» **Prompt**:
Filter the entries below, keeping only lines with the word "What".

Excerpts from a figure dataset:
'''
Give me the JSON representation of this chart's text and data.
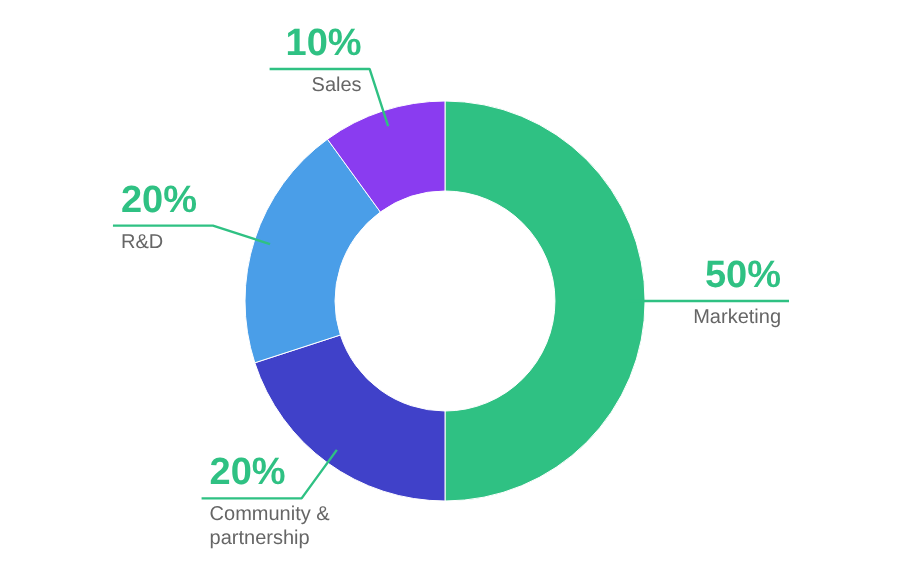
{
  "chart_data": {
    "type": "donut",
    "categories": [
      "Marketing",
      "Community & partnership",
      "R&D",
      "Sales"
    ],
    "values": [
      50,
      20,
      20,
      10
    ],
    "colors": [
      "#2fc183",
      "#4041c9",
      "#4a9ee8",
      "#8a3cf0"
    ],
    "value_labels": [
      "50%",
      "20%",
      "20%",
      "10%"
    ]
  }
}
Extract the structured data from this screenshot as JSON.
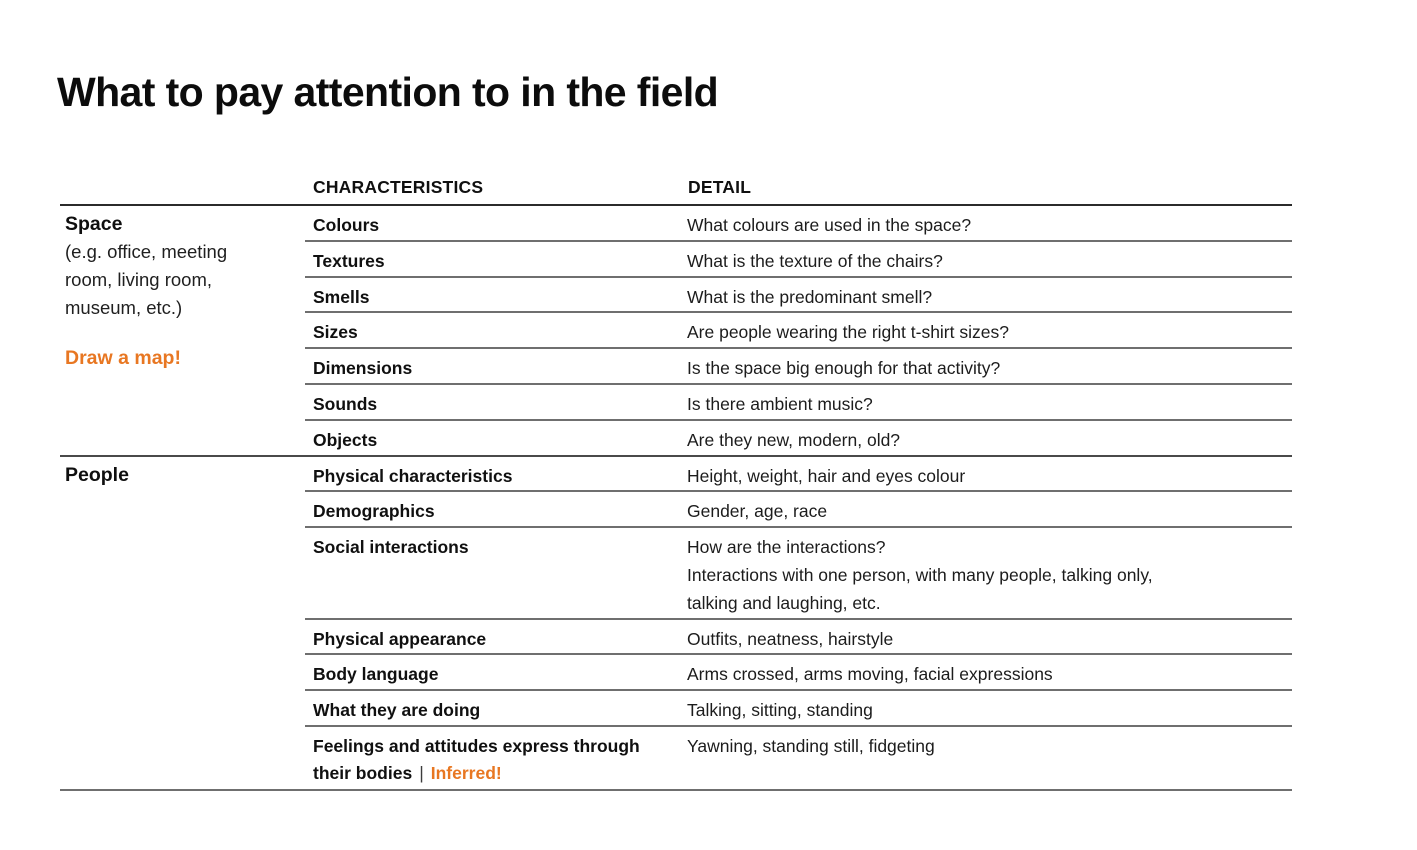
{
  "page": {
    "title": "What to pay attention to in the field"
  },
  "colors": {
    "accent_orange": "#e87722",
    "text_primary": "#101010",
    "header_line": "#2b2b2b",
    "row_line": "#6f6f6f",
    "section_line": "#4a4a4a",
    "background": "#ffffff"
  },
  "table": {
    "headers": {
      "characteristics": "CHARACTERISTICS",
      "detail": "DETAIL"
    },
    "sections": [
      {
        "label": "Space",
        "sublabel": "(e.g. office, meeting room, living room, museum, etc.)",
        "note": "Draw a map!",
        "rows": [
          {
            "characteristic": "Colours",
            "detail": "What colours are used in the space?"
          },
          {
            "characteristic": "Textures",
            "detail": "What is the texture of the chairs?"
          },
          {
            "characteristic": "Smells",
            "detail": "What is the predominant smell?"
          },
          {
            "characteristic": "Sizes",
            "detail": "Are people wearing the right t-shirt sizes?"
          },
          {
            "characteristic": "Dimensions",
            "detail": "Is the space big enough for that activity?"
          },
          {
            "characteristic": "Sounds",
            "detail": "Is there ambient music?"
          },
          {
            "characteristic": "Objects",
            "detail": "Are they new, modern, old?"
          }
        ]
      },
      {
        "label": "People",
        "rows": [
          {
            "characteristic": "Physical characteristics",
            "detail": "Height, weight, hair and eyes colour"
          },
          {
            "characteristic": "Demographics",
            "detail": "Gender, age, race"
          },
          {
            "characteristic": "Social interactions",
            "detail": "How are the interactions?\nInteractions with one person, with many people, talking only,\ntalking and laughing, etc."
          },
          {
            "characteristic": "Physical appearance",
            "detail": "Outfits, neatness, hairstyle"
          },
          {
            "characteristic": "Body language",
            "detail": "Arms crossed, arms moving, facial expressions"
          },
          {
            "characteristic": "What they are doing",
            "detail": "Talking, sitting, standing"
          },
          {
            "characteristic": "Feelings and attitudes express through their bodies",
            "separator": "|",
            "note": "Inferred!",
            "detail": "Yawning, standing still, fidgeting"
          }
        ]
      }
    ]
  }
}
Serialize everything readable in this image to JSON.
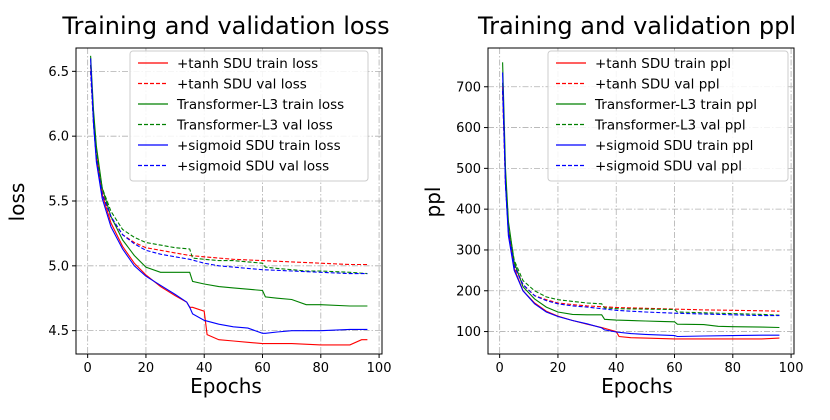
{
  "chart_data": [
    {
      "type": "line",
      "title": "Training and validation loss",
      "xlabel": "Epochs",
      "ylabel": "loss",
      "xlim": [
        -4,
        101
      ],
      "ylim": [
        4.32,
        6.68
      ],
      "xticks": [
        0,
        20,
        40,
        60,
        80,
        100
      ],
      "yticks": [
        4.5,
        5.0,
        5.5,
        6.0,
        6.5
      ],
      "ytick_labels": [
        "4.5",
        "5.0",
        "5.5",
        "6.0",
        "6.5"
      ],
      "grid": true,
      "legend_position": "top-right",
      "series": [
        {
          "name": "+tanh SDU train loss",
          "color": "#ff0000",
          "style": "solid",
          "x": [
            1,
            2,
            3,
            5,
            8,
            12,
            16,
            20,
            25,
            30,
            34,
            35,
            36,
            40,
            41,
            45,
            50,
            55,
            60,
            65,
            70,
            80,
            90,
            94,
            96
          ],
          "y": [
            6.55,
            6.15,
            5.85,
            5.55,
            5.33,
            5.15,
            5.02,
            4.93,
            4.84,
            4.77,
            4.72,
            4.68,
            4.68,
            4.65,
            4.47,
            4.43,
            4.42,
            4.41,
            4.4,
            4.4,
            4.4,
            4.39,
            4.39,
            4.43,
            4.43
          ]
        },
        {
          "name": "+tanh SDU val loss",
          "color": "#ff0000",
          "style": "dashed",
          "x": [
            1,
            2,
            3,
            5,
            8,
            12,
            16,
            20,
            25,
            30,
            35,
            40,
            45,
            50,
            60,
            70,
            80,
            90,
            96
          ],
          "y": [
            6.5,
            6.1,
            5.85,
            5.57,
            5.37,
            5.24,
            5.18,
            5.14,
            5.12,
            5.1,
            5.08,
            5.07,
            5.06,
            5.05,
            5.04,
            5.03,
            5.02,
            5.01,
            5.01
          ]
        },
        {
          "name": "Transformer-L3 train loss",
          "color": "#008000",
          "style": "solid",
          "x": [
            1,
            2,
            3,
            5,
            8,
            12,
            16,
            20,
            25,
            30,
            35,
            36,
            40,
            45,
            50,
            55,
            60,
            61,
            65,
            70,
            75,
            80,
            90,
            96
          ],
          "y": [
            6.62,
            6.2,
            5.92,
            5.6,
            5.38,
            5.2,
            5.08,
            4.99,
            4.95,
            4.95,
            4.95,
            4.88,
            4.86,
            4.84,
            4.83,
            4.82,
            4.81,
            4.76,
            4.75,
            4.74,
            4.7,
            4.7,
            4.69,
            4.69
          ]
        },
        {
          "name": "Transformer-L3 val loss",
          "color": "#008000",
          "style": "dashed",
          "x": [
            1,
            2,
            3,
            5,
            8,
            12,
            16,
            20,
            25,
            30,
            35,
            36,
            40,
            45,
            50,
            55,
            60,
            61,
            65,
            70,
            75,
            80,
            90,
            96
          ],
          "y": [
            6.55,
            6.15,
            5.88,
            5.6,
            5.42,
            5.28,
            5.22,
            5.18,
            5.16,
            5.14,
            5.13,
            5.06,
            5.05,
            5.04,
            5.04,
            5.03,
            5.02,
            4.99,
            4.98,
            4.97,
            4.96,
            4.96,
            4.95,
            4.94
          ]
        },
        {
          "name": "+sigmoid SDU train loss",
          "color": "#0000ff",
          "style": "solid",
          "x": [
            1,
            2,
            3,
            5,
            8,
            12,
            16,
            20,
            25,
            30,
            34,
            35,
            36,
            40,
            45,
            50,
            55,
            60,
            61,
            65,
            70,
            80,
            90,
            96
          ],
          "y": [
            6.6,
            6.1,
            5.8,
            5.52,
            5.3,
            5.13,
            5.0,
            4.92,
            4.85,
            4.78,
            4.72,
            4.68,
            4.63,
            4.58,
            4.55,
            4.53,
            4.52,
            4.48,
            4.48,
            4.49,
            4.5,
            4.5,
            4.51,
            4.51
          ]
        },
        {
          "name": "+sigmoid SDU val loss",
          "color": "#0000ff",
          "style": "dashed",
          "x": [
            1,
            2,
            3,
            5,
            8,
            12,
            16,
            20,
            25,
            30,
            35,
            40,
            45,
            50,
            55,
            60,
            70,
            80,
            90,
            96
          ],
          "y": [
            6.5,
            6.1,
            5.82,
            5.55,
            5.38,
            5.24,
            5.17,
            5.12,
            5.09,
            5.07,
            5.05,
            5.02,
            5.0,
            4.99,
            4.98,
            4.97,
            4.96,
            4.95,
            4.94,
            4.94
          ]
        }
      ]
    },
    {
      "type": "line",
      "title": "Training and validation ppl",
      "xlabel": "Epochs",
      "ylabel": "ppl",
      "xlim": [
        -4,
        101
      ],
      "ylim": [
        45,
        795
      ],
      "xticks": [
        0,
        20,
        40,
        60,
        80,
        100
      ],
      "yticks": [
        100,
        200,
        300,
        400,
        500,
        600,
        700
      ],
      "ytick_labels": [
        "100",
        "200",
        "300",
        "400",
        "500",
        "600",
        "700"
      ],
      "grid": true,
      "legend_position": "top-right",
      "series": [
        {
          "name": "+tanh SDU train ppl",
          "color": "#ff0000",
          "style": "solid",
          "x": [
            1,
            2,
            3,
            5,
            8,
            12,
            16,
            20,
            25,
            30,
            35,
            40,
            41,
            45,
            50,
            60,
            70,
            80,
            90,
            96
          ],
          "y": [
            700,
            470,
            345,
            255,
            200,
            170,
            150,
            138,
            127,
            118,
            110,
            100,
            88,
            85,
            84,
            82,
            82,
            82,
            82,
            84
          ]
        },
        {
          "name": "+tanh SDU val ppl",
          "color": "#ff0000",
          "style": "dashed",
          "x": [
            1,
            2,
            3,
            5,
            8,
            12,
            16,
            20,
            25,
            30,
            35,
            40,
            50,
            60,
            70,
            80,
            90,
            96
          ],
          "y": [
            690,
            460,
            350,
            265,
            215,
            188,
            178,
            170,
            166,
            163,
            161,
            159,
            157,
            155,
            153,
            152,
            151,
            150
          ]
        },
        {
          "name": "Transformer-L3 train ppl",
          "color": "#008000",
          "style": "solid",
          "x": [
            1,
            2,
            3,
            5,
            8,
            12,
            16,
            20,
            25,
            30,
            35,
            36,
            40,
            50,
            55,
            60,
            61,
            70,
            75,
            80,
            90,
            96
          ],
          "y": [
            760,
            500,
            370,
            270,
            210,
            180,
            160,
            148,
            142,
            141,
            141,
            130,
            128,
            126,
            125,
            124,
            118,
            117,
            113,
            112,
            111,
            110
          ]
        },
        {
          "name": "Transformer-L3 val ppl",
          "color": "#008000",
          "style": "dashed",
          "x": [
            1,
            2,
            3,
            5,
            8,
            12,
            16,
            20,
            25,
            30,
            35,
            36,
            40,
            50,
            60,
            61,
            70,
            80,
            90,
            96
          ],
          "y": [
            710,
            480,
            360,
            275,
            225,
            200,
            185,
            178,
            174,
            170,
            168,
            158,
            156,
            155,
            154,
            148,
            146,
            144,
            142,
            140
          ]
        },
        {
          "name": "+sigmoid SDU train ppl",
          "color": "#0000ff",
          "style": "solid",
          "x": [
            1,
            2,
            3,
            5,
            8,
            12,
            16,
            20,
            25,
            30,
            35,
            36,
            40,
            45,
            50,
            60,
            61,
            70,
            80,
            90,
            96
          ],
          "y": [
            735,
            460,
            335,
            250,
            200,
            168,
            148,
            137,
            127,
            119,
            109,
            104,
            99,
            95,
            93,
            90,
            88,
            89,
            90,
            91,
            91
          ]
        },
        {
          "name": "+sigmoid SDU val ppl",
          "color": "#0000ff",
          "style": "dashed",
          "x": [
            1,
            2,
            3,
            5,
            8,
            12,
            16,
            20,
            25,
            30,
            35,
            40,
            45,
            50,
            60,
            70,
            80,
            90,
            96
          ],
          "y": [
            690,
            460,
            345,
            260,
            215,
            188,
            176,
            168,
            163,
            160,
            156,
            152,
            150,
            148,
            145,
            143,
            141,
            139,
            139
          ]
        }
      ]
    }
  ]
}
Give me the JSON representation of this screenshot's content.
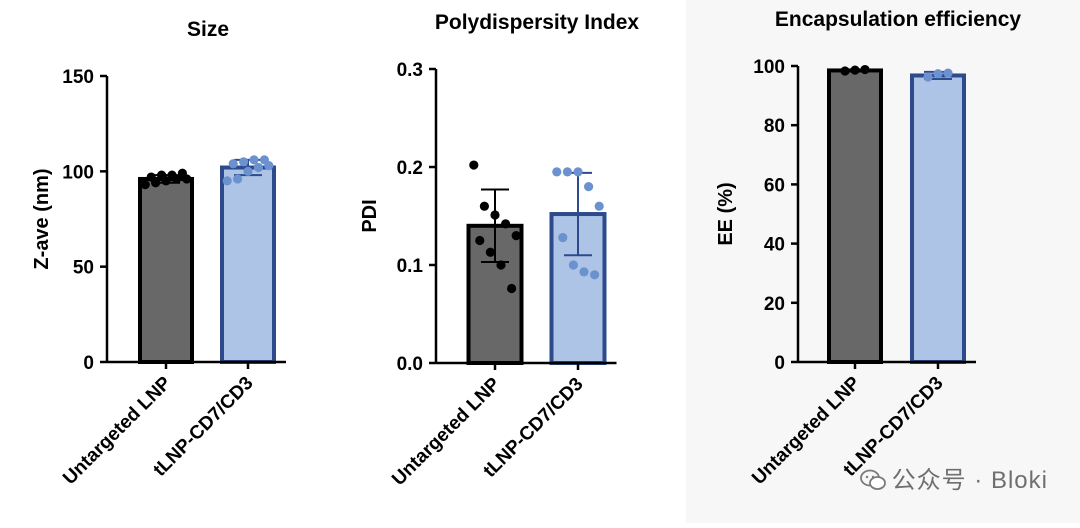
{
  "chart_data": [
    {
      "type": "bar",
      "title": "Size",
      "ylabel": "Z-ave (nm)",
      "xlabel": "",
      "ylim": [
        0,
        150
      ],
      "yticks": [
        0,
        50,
        100,
        150
      ],
      "tick_labels": [
        "0",
        "50",
        "100",
        "150"
      ],
      "categories": [
        "Untargeted LNP",
        "tLNP-CD7/CD3"
      ],
      "values": [
        96,
        102
      ],
      "errors": [
        2,
        4
      ],
      "fill_colors": [
        "#686868",
        "#aec4e6"
      ],
      "edge_colors": [
        "#000000",
        "#2c4a8c"
      ],
      "point_colors": [
        "#000000",
        "#6b92cf"
      ],
      "points": [
        [
          93,
          94,
          95,
          96,
          96,
          97,
          98,
          98,
          99
        ],
        [
          95,
          96,
          100,
          102,
          103,
          104,
          105,
          106,
          106
        ]
      ]
    },
    {
      "type": "bar",
      "title": "Polydispersity Index",
      "ylabel": "PDI",
      "xlabel": "",
      "ylim": [
        0,
        0.3
      ],
      "yticks": [
        0,
        0.1,
        0.2,
        0.3
      ],
      "tick_labels": [
        "0.0",
        "0.1",
        "0.2",
        "0.3"
      ],
      "categories": [
        "Untargeted LNP",
        "tLNP-CD7/CD3"
      ],
      "values": [
        0.14,
        0.152
      ],
      "errors": [
        0.037,
        0.042
      ],
      "fill_colors": [
        "#686868",
        "#aec4e6"
      ],
      "edge_colors": [
        "#000000",
        "#2c4a8c"
      ],
      "point_colors": [
        "#000000",
        "#6b92cf"
      ],
      "points": [
        [
          0.202,
          0.16,
          0.151,
          0.142,
          0.13,
          0.125,
          0.113,
          0.1,
          0.076
        ],
        [
          0.195,
          0.195,
          0.195,
          0.18,
          0.16,
          0.128,
          0.1,
          0.093,
          0.09
        ]
      ]
    },
    {
      "type": "bar",
      "title": "Encapsulation efficiency",
      "ylabel": "EE (%)",
      "xlabel": "",
      "ylim": [
        0,
        100
      ],
      "yticks": [
        0,
        20,
        40,
        60,
        80,
        100
      ],
      "tick_labels": [
        "0",
        "20",
        "40",
        "60",
        "80",
        "100"
      ],
      "categories": [
        "Untargeted LNP",
        "tLNP-CD7/CD3"
      ],
      "values": [
        98.5,
        96.8
      ],
      "errors": [
        0.3,
        1.2
      ],
      "fill_colors": [
        "#686868",
        "#aec4e6"
      ],
      "edge_colors": [
        "#000000",
        "#2c4a8c"
      ],
      "point_colors": [
        "#000000",
        "#6b92cf"
      ],
      "points": [
        [
          98.3,
          98.6,
          98.8
        ],
        [
          96.3,
          97.4,
          97.6
        ]
      ]
    }
  ],
  "watermark": {
    "text": "公众号 · Bloki",
    "icon": "wechat-icon"
  }
}
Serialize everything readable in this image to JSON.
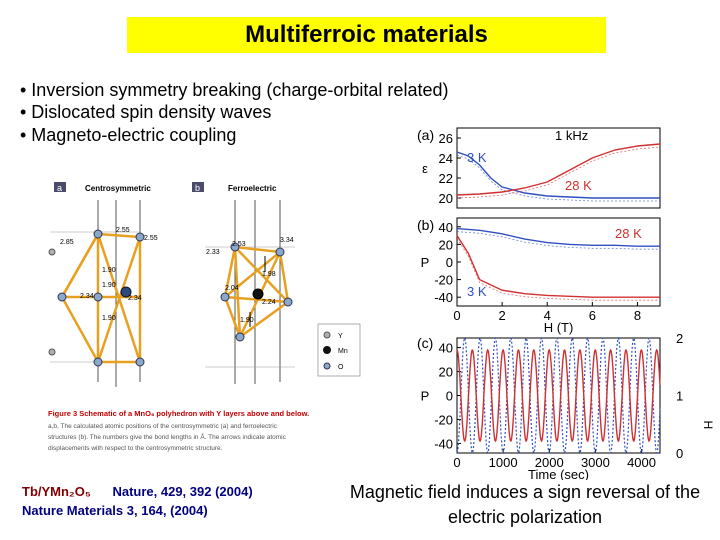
'''
» **Task result**:
    "title": "What to pay attention to in the field"
            "detail": "What colours are used in the space?"
            "detail": "What is the texture of the chairs?"
            "detail": "What is the predominant smell?"
            "characteristic": "What they are doing",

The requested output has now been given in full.